__SHORT EXERCISE__. Gather every line holding the string "适配双层开口波纹管".

__MATERIAL PROVIDED__.
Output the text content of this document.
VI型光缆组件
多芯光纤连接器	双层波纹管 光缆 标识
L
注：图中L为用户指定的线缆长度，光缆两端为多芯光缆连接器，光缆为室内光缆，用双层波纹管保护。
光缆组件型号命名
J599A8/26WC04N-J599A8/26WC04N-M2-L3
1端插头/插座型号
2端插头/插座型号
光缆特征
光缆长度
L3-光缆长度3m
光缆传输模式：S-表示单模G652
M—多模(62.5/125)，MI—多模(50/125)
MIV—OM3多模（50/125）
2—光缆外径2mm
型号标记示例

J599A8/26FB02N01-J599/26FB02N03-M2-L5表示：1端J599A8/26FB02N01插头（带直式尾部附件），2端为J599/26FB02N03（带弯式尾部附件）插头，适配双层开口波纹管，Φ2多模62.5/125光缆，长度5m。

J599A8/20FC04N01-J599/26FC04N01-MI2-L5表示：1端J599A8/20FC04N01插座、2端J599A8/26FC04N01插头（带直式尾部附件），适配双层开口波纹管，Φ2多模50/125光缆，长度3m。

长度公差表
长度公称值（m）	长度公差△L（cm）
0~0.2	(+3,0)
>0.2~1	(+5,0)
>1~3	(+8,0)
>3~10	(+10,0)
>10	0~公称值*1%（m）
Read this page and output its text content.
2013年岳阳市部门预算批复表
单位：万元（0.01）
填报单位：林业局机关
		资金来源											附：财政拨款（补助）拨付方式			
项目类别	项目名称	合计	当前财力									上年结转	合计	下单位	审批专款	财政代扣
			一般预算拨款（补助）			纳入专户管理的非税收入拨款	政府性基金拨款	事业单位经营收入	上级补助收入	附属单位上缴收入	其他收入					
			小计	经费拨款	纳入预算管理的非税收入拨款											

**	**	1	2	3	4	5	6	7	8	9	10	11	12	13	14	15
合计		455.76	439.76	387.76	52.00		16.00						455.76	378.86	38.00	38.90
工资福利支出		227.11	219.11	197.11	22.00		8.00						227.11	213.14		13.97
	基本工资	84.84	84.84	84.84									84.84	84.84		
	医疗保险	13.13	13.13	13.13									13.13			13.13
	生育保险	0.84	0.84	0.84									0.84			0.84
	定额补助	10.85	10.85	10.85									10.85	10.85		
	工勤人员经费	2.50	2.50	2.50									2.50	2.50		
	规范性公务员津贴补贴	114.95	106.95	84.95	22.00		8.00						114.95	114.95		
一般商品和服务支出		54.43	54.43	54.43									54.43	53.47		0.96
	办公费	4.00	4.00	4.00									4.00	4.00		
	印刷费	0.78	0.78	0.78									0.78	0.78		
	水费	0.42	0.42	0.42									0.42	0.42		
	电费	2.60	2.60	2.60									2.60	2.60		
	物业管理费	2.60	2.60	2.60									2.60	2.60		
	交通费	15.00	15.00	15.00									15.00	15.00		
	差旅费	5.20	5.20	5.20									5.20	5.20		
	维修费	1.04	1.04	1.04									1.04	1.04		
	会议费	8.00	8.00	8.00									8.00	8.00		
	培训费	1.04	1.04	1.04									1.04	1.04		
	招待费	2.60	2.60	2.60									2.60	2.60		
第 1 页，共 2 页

__REPLY__.
J599A8/26FB02N01-J599/26FB02N03-M2-L5表示：1端J599A8/26FB02N01插头（带直式尾部附件），2端为J599/26FB02N03（带弯式尾部附件）插头，适配双层开口波纹管，Φ2多模62.5/125光缆，长度5m。
J599A8/20FC04N01-J599/26FC04N01-MI2-L5表示：1端J599A8/20FC04N01插座、2端J599A8/26FC04N01插头（带直式尾部附件），适配双层开口波纹管，Φ2多模50/125光缆，长度3m。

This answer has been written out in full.